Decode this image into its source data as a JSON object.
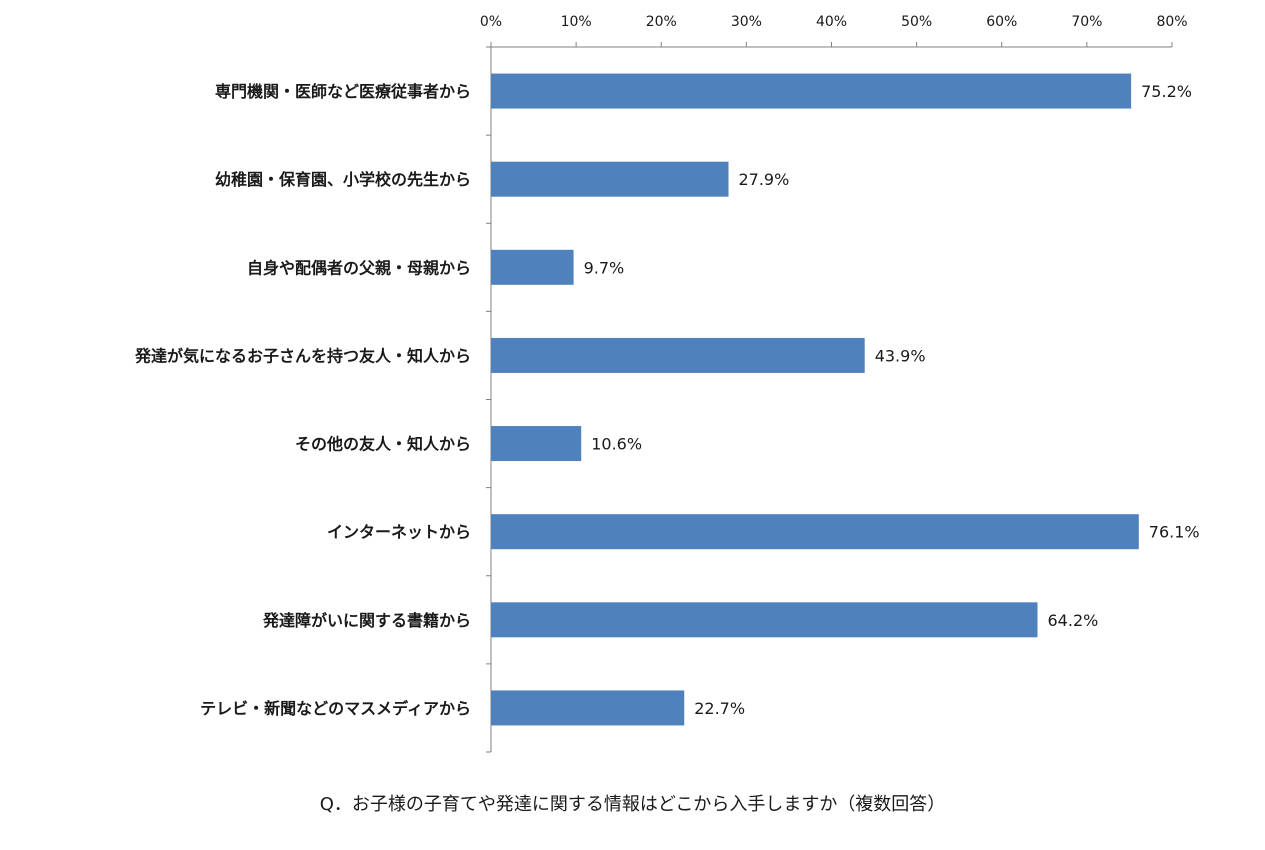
{
  "chart_data": {
    "type": "bar",
    "orientation": "horizontal",
    "categories": [
      "専門機関・医師など医療従事者から",
      "幼稚園・保育園、小学校の先生から",
      "自身や配偶者の父親・母親から",
      "発達が気になるお子さんを持つ友人・知人から",
      "その他の友人・知人から",
      "インターネットから",
      "発達障がいに関する書籍から",
      "テレビ・新聞などのマスメディアから"
    ],
    "values": [
      75.2,
      27.9,
      9.7,
      43.9,
      10.6,
      76.1,
      64.2,
      22.7
    ],
    "value_labels": [
      "75.2%",
      "27.9%",
      "9.7%",
      "43.9%",
      "10.6%",
      "76.1%",
      "64.2%",
      "22.7%"
    ],
    "xlim": [
      0,
      80
    ],
    "x_ticks": [
      0,
      10,
      20,
      30,
      40,
      50,
      60,
      70,
      80
    ],
    "x_tick_labels": [
      "0%",
      "10%",
      "20%",
      "30%",
      "40%",
      "50%",
      "60%",
      "70%",
      "80%"
    ],
    "x_axis_position": "top",
    "grid": false,
    "legend": "none",
    "bar_color": "#4f81bd",
    "caption": "Q．お子様の子育てや発達に関する情報はどこから入手しますか（複数回答）"
  }
}
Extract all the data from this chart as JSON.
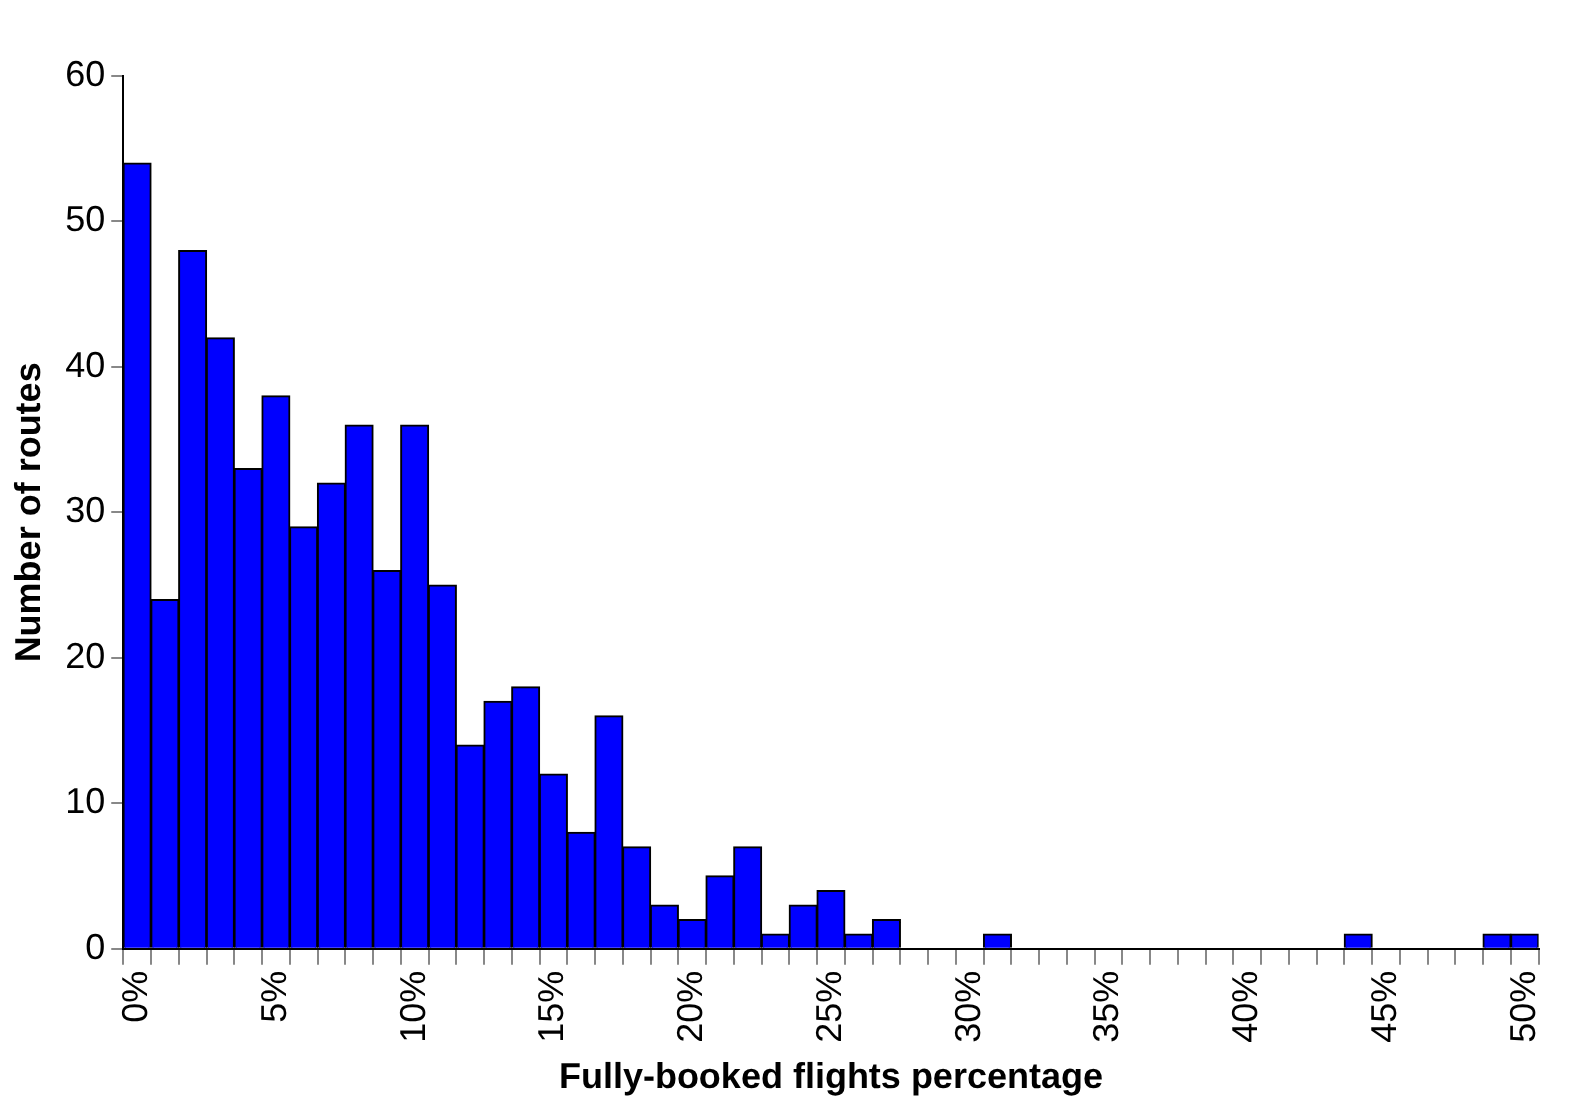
{
  "chart_data": {
    "type": "bar",
    "xlabel": "Fully-booked flights percentage",
    "ylabel": "Number of routes",
    "categories": [
      "0%",
      null,
      null,
      null,
      null,
      "5%",
      null,
      null,
      null,
      null,
      "10%",
      null,
      null,
      null,
      null,
      "15%",
      null,
      null,
      null,
      null,
      "20%",
      null,
      null,
      null,
      null,
      "25%",
      null,
      null,
      null,
      null,
      "30%",
      null,
      null,
      null,
      null,
      "35%",
      null,
      null,
      null,
      null,
      "40%",
      null,
      null,
      null,
      null,
      "45%",
      null,
      null,
      null,
      null,
      "50%"
    ],
    "values": [
      54,
      24,
      48,
      42,
      33,
      38,
      29,
      32,
      36,
      26,
      36,
      25,
      14,
      17,
      18,
      12,
      8,
      16,
      7,
      3,
      2,
      5,
      7,
      1,
      3,
      4,
      1,
      2,
      0,
      0,
      0,
      1,
      0,
      0,
      0,
      0,
      0,
      0,
      0,
      0,
      0,
      0,
      0,
      0,
      1,
      0,
      0,
      0,
      0,
      1,
      1
    ],
    "color": "#0000ff",
    "ylim": [
      0,
      60
    ],
    "yticks": [
      0,
      10,
      20,
      30,
      40,
      50,
      60
    ],
    "grid": false,
    "legend": false
  }
}
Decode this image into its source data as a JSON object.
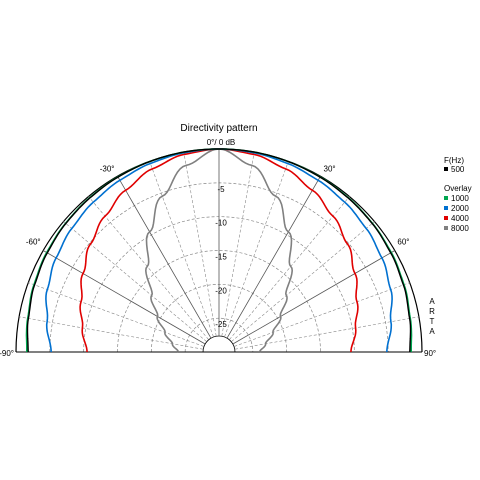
{
  "chart_data": {
    "type": "polar",
    "title": "Directivity pattern",
    "angle_range": [
      -90,
      90
    ],
    "radial_range_db": [
      -30,
      0
    ],
    "radial_ticks": [
      {
        "value": 0,
        "label": "0°/ 0 dB"
      },
      {
        "value": -5,
        "label": "-5"
      },
      {
        "value": -10,
        "label": "-10"
      },
      {
        "value": -15,
        "label": "-15"
      },
      {
        "value": -20,
        "label": "-20"
      },
      {
        "value": -25,
        "label": "-25"
      }
    ],
    "angle_ticks": [
      {
        "value": -90,
        "label": "-90°"
      },
      {
        "value": -60,
        "label": "-60°"
      },
      {
        "value": -30,
        "label": "-30°"
      },
      {
        "value": 30,
        "label": "30°"
      },
      {
        "value": 60,
        "label": "60°"
      },
      {
        "value": 90,
        "label": "90°"
      }
    ],
    "grid": true,
    "legend_header": "F(Hz)",
    "legend_subheader": "Overlay",
    "watermark": "ARTA",
    "series": [
      {
        "name": "500",
        "color": "#000000",
        "angles": [
          -90,
          -80,
          -70,
          -60,
          -50,
          -40,
          -30,
          -20,
          -10,
          0,
          10,
          20,
          30,
          40,
          50,
          60,
          70,
          80,
          90
        ],
        "values": [
          -1.8,
          -1.4,
          -1.0,
          -0.7,
          -0.45,
          -0.3,
          -0.15,
          -0.05,
          0,
          0,
          0,
          -0.05,
          -0.15,
          -0.3,
          -0.45,
          -0.7,
          -1.0,
          -1.4,
          -1.8
        ]
      },
      {
        "name": "1000",
        "color": "#00a650",
        "angles": [
          -90,
          -80,
          -70,
          -60,
          -50,
          -40,
          -30,
          -20,
          -10,
          0,
          10,
          20,
          30,
          40,
          50,
          60,
          70,
          80,
          90
        ],
        "values": [
          -1.6,
          -1.3,
          -0.9,
          -0.6,
          -0.4,
          -0.25,
          -0.12,
          -0.05,
          0,
          0,
          0,
          -0.05,
          -0.12,
          -0.25,
          -0.4,
          -0.6,
          -0.9,
          -1.3,
          -1.6
        ]
      },
      {
        "name": "2000",
        "color": "#0070d0",
        "angles": [
          -90,
          -80,
          -70,
          -60,
          -50,
          -40,
          -30,
          -20,
          -10,
          0,
          10,
          20,
          30,
          40,
          50,
          60,
          70,
          80,
          90
        ],
        "values": [
          -5.2,
          -4.2,
          -3.0,
          -2.2,
          -1.6,
          -1.1,
          -0.7,
          -0.35,
          -0.1,
          0,
          -0.1,
          -0.35,
          -0.7,
          -1.1,
          -1.6,
          -2.2,
          -3.0,
          -4.2,
          -5.2
        ]
      },
      {
        "name": "4000",
        "color": "#e00000",
        "angles": [
          -90,
          -80,
          -70,
          -60,
          -50,
          -40,
          -30,
          -20,
          -10,
          0,
          10,
          20,
          30,
          40,
          50,
          60,
          70,
          80,
          90
        ],
        "values": [
          -10.5,
          -9.5,
          -8.3,
          -6.8,
          -5.2,
          -3.8,
          -2.4,
          -1.2,
          -0.35,
          0,
          -0.35,
          -1.2,
          -2.4,
          -3.8,
          -5.2,
          -6.8,
          -8.3,
          -9.5,
          -10.5
        ]
      },
      {
        "name": "8000",
        "color": "#808080",
        "angles": [
          -90,
          -80,
          -70,
          -60,
          -50,
          -40,
          -30,
          -20,
          -10,
          0,
          10,
          20,
          30,
          40,
          50,
          60,
          70,
          80,
          90
        ],
        "values": [
          -24.0,
          -23.0,
          -21.5,
          -19.5,
          -17.0,
          -13.5,
          -9.5,
          -5.5,
          -2.0,
          0,
          -2.0,
          -5.5,
          -9.5,
          -13.5,
          -17.0,
          -19.5,
          -21.5,
          -23.0,
          -24.0
        ]
      }
    ]
  }
}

* **Written exercise**
Write out the data precisely as given, excluding the pictures.

* **Written solution**
Decode this image into its source data as a JSON object.
{
  "chart_data": {
    "type": "bar",
    "orientation": "horizontal",
    "categories": [
      "専門機関・医師など医療従事者から",
      "幼稚園・保育園、小学校の先生から",
      "自身や配偶者の父親・母親から",
      "発達が気になるお子さんを持つ友人・知人から",
      "その他の友人・知人から",
      "インターネットから",
      "発達障がいに関する書籍から",
      "テレビ・新聞などのマスメディアから"
    ],
    "values": [
      75.2,
      27.9,
      9.7,
      43.9,
      10.6,
      76.1,
      64.2,
      22.7
    ],
    "value_labels": [
      "75.2%",
      "27.9%",
      "9.7%",
      "43.9%",
      "10.6%",
      "76.1%",
      "64.2%",
      "22.7%"
    ],
    "xlim": [
      0,
      80
    ],
    "x_ticks": [
      0,
      10,
      20,
      30,
      40,
      50,
      60,
      70,
      80
    ],
    "x_tick_labels": [
      "0%",
      "10%",
      "20%",
      "30%",
      "40%",
      "50%",
      "60%",
      "70%",
      "80%"
    ],
    "x_axis_position": "top",
    "grid": false,
    "legend": "none",
    "bar_color": "#4f81bd",
    "caption": "Q．お子様の子育てや発達に関する情報はどこから入手しますか（複数回答）"
  }
}
Extract all the data from this chart as JSON.
{
  "chart_data": {
    "type": "bar",
    "xlabel": "Fully-booked flights percentage",
    "ylabel": "Number of routes",
    "categories": [
      "0%",
      null,
      null,
      null,
      null,
      "5%",
      null,
      null,
      null,
      null,
      "10%",
      null,
      null,
      null,
      null,
      "15%",
      null,
      null,
      null,
      null,
      "20%",
      null,
      null,
      null,
      null,
      "25%",
      null,
      null,
      null,
      null,
      "30%",
      null,
      null,
      null,
      null,
      "35%",
      null,
      null,
      null,
      null,
      "40%",
      null,
      null,
      null,
      null,
      "45%",
      null,
      null,
      null,
      null,
      "50%"
    ],
    "values": [
      54,
      24,
      48,
      42,
      33,
      38,
      29,
      32,
      36,
      26,
      36,
      25,
      14,
      17,
      18,
      12,
      8,
      16,
      7,
      3,
      2,
      5,
      7,
      1,
      3,
      4,
      1,
      2,
      0,
      0,
      0,
      1,
      0,
      0,
      0,
      0,
      0,
      0,
      0,
      0,
      0,
      0,
      0,
      0,
      1,
      0,
      0,
      0,
      0,
      1,
      1
    ],
    "color": "#0000ff",
    "ylim": [
      0,
      60
    ],
    "yticks": [
      0,
      10,
      20,
      30,
      40,
      50,
      60
    ],
    "grid": false,
    "legend": false
  }
}
Decode this image into its source data as a JSON object.
{
  "chart_data": {
    "type": "polar",
    "title": "Directivity pattern",
    "angle_range": [
      -90,
      90
    ],
    "radial_range_db": [
      -30,
      0
    ],
    "radial_ticks": [
      {
        "value": 0,
        "label": "0°/ 0 dB"
      },
      {
        "value": -5,
        "label": "-5"
      },
      {
        "value": -10,
        "label": "-10"
      },
      {
        "value": -15,
        "label": "-15"
      },
      {
        "value": -20,
        "label": "-20"
      },
      {
        "value": -25,
        "label": "-25"
      }
    ],
    "angle_ticks": [
      {
        "value": -90,
        "label": "-90°"
      },
      {
        "value": -60,
        "label": "-60°"
      },
      {
        "value": -30,
        "label": "-30°"
      },
      {
        "value": 30,
        "label": "30°"
      },
      {
        "value": 60,
        "label": "60°"
      },
      {
        "value": 90,
        "label": "90°"
      }
    ],
    "grid": true,
    "legend_header": "F(Hz)",
    "legend_subheader": "Overlay",
    "watermark": "ARTA",
    "series": [
      {
        "name": "500",
        "color": "#000000",
        "angles": [
          -90,
          -80,
          -70,
          -60,
          -50,
          -40,
          -30,
          -20,
          -10,
          0,
          10,
          20,
          30,
          40,
          50,
          60,
          70,
          80,
          90
        ],
        "values": [
          -1.8,
          -1.4,
          -1.0,
          -0.7,
          -0.45,
          -0.3,
          -0.15,
          -0.05,
          0,
          0,
          0,
          -0.05,
          -0.15,
          -0.3,
          -0.45,
          -0.7,
          -1.0,
          -1.4,
          -1.8
        ]
      },
      {
        "name": "1000",
        "color": "#00a650",
        "angles": [
          -90,
          -80,
          -70,
          -60,
          -50,
          -40,
          -30,
          -20,
          -10,
          0,
          10,
          20,
          30,
          40,
          50,
          60,
          70,
          80,
          90
        ],
        "values": [
          -1.6,
          -1.3,
          -0.9,
          -0.6,
          -0.4,
          -0.25,
          -0.12,
          -0.05,
          0,
          0,
          0,
          -0.05,
          -0.12,
          -0.25,
          -0.4,
          -0.6,
          -0.9,
          -1.3,
          -1.6
        ]
      },
      {
        "name": "2000",
        "color": "#0070d0",
        "angles": [
          -90,
          -80,
          -70,
          -60,
          -50,
          -40,
          -30,
          -20,
          -10,
          0,
          10,
          20,
          30,
          40,
          50,
          60,
          70,
          80,
          90
        ],
        "values": [
          -5.2,
          -4.2,
          -3.0,
          -2.2,
          -1.6,
          -1.1,
          -0.7,
          -0.35,
          -0.1,
          0,
          -0.1,
          -0.35,
          -0.7,
          -1.1,
          -1.6,
          -2.2,
          -3.0,
          -4.2,
          -5.2
        ]
      },
      {
        "name": "4000",
        "color": "#e00000",
        "angles": [
          -90,
          -80,
          -70,
          -60,
          -50,
          -40,
          -30,
          -20,
          -10,
          0,
          10,
          20,
          30,
          40,
          50,
          60,
          70,
          80,
          90
        ],
        "values": [
          -10.5,
          -9.5,
          -8.3,
          -6.8,
          -5.2,
          -3.8,
          -2.4,
          -1.2,
          -0.35,
          0,
          -0.35,
          -1.2,
          -2.4,
          -3.8,
          -5.2,
          -6.8,
          -8.3,
          -9.5,
          -10.5
        ]
      },
      {
        "name": "8000",
        "color": "#808080",
        "angles": [
          -90,
          -80,
          -70,
          -60,
          -50,
          -40,
          -30,
          -20,
          -10,
          0,
          10,
          20,
          30,
          40,
          50,
          60,
          70,
          80,
          90
        ],
        "values": [
          -24.0,
          -23.0,
          -21.5,
          -19.5,
          -17.0,
          -13.5,
          -9.5,
          -5.5,
          -2.0,
          0,
          -2.0,
          -5.5,
          -9.5,
          -13.5,
          -17.0,
          -19.5,
          -21.5,
          -23.0,
          -24.0
        ]
      }
    ]
  }
}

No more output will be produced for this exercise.